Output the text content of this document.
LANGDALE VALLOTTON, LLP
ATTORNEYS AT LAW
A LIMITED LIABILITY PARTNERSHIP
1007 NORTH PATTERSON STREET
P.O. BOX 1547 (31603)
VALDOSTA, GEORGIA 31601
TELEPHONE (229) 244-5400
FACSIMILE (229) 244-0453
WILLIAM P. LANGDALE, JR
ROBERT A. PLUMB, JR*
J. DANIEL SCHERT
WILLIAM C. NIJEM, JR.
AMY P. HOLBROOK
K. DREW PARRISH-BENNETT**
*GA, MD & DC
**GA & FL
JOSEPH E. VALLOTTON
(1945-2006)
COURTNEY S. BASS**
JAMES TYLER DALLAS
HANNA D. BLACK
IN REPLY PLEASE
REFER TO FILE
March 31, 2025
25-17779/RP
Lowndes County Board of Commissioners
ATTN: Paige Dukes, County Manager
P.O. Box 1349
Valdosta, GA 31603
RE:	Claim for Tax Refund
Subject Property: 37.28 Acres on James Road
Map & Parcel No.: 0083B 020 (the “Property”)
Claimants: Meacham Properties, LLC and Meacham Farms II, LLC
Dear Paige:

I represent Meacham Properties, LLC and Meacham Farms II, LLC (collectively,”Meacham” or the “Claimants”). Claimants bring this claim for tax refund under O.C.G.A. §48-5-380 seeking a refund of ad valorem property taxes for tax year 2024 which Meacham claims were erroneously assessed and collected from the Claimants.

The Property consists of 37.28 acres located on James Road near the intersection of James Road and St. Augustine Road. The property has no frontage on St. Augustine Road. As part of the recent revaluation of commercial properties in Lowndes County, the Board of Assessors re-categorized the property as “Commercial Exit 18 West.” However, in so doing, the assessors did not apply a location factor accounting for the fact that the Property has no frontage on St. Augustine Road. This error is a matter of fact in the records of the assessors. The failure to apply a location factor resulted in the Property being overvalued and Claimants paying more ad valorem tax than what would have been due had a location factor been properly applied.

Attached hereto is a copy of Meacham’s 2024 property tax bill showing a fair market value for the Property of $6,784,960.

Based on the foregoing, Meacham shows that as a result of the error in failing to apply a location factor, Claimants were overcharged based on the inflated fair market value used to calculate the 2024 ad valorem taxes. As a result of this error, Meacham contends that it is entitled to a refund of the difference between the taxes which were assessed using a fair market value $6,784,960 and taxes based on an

***

### [DO THIS]
Each line holding "WILLIAM" must be found and copied.

### [EXERCISE OUTPUT]
WILLIAM P. LANGDALE, JR
WILLIAM C. NIJEM, JR.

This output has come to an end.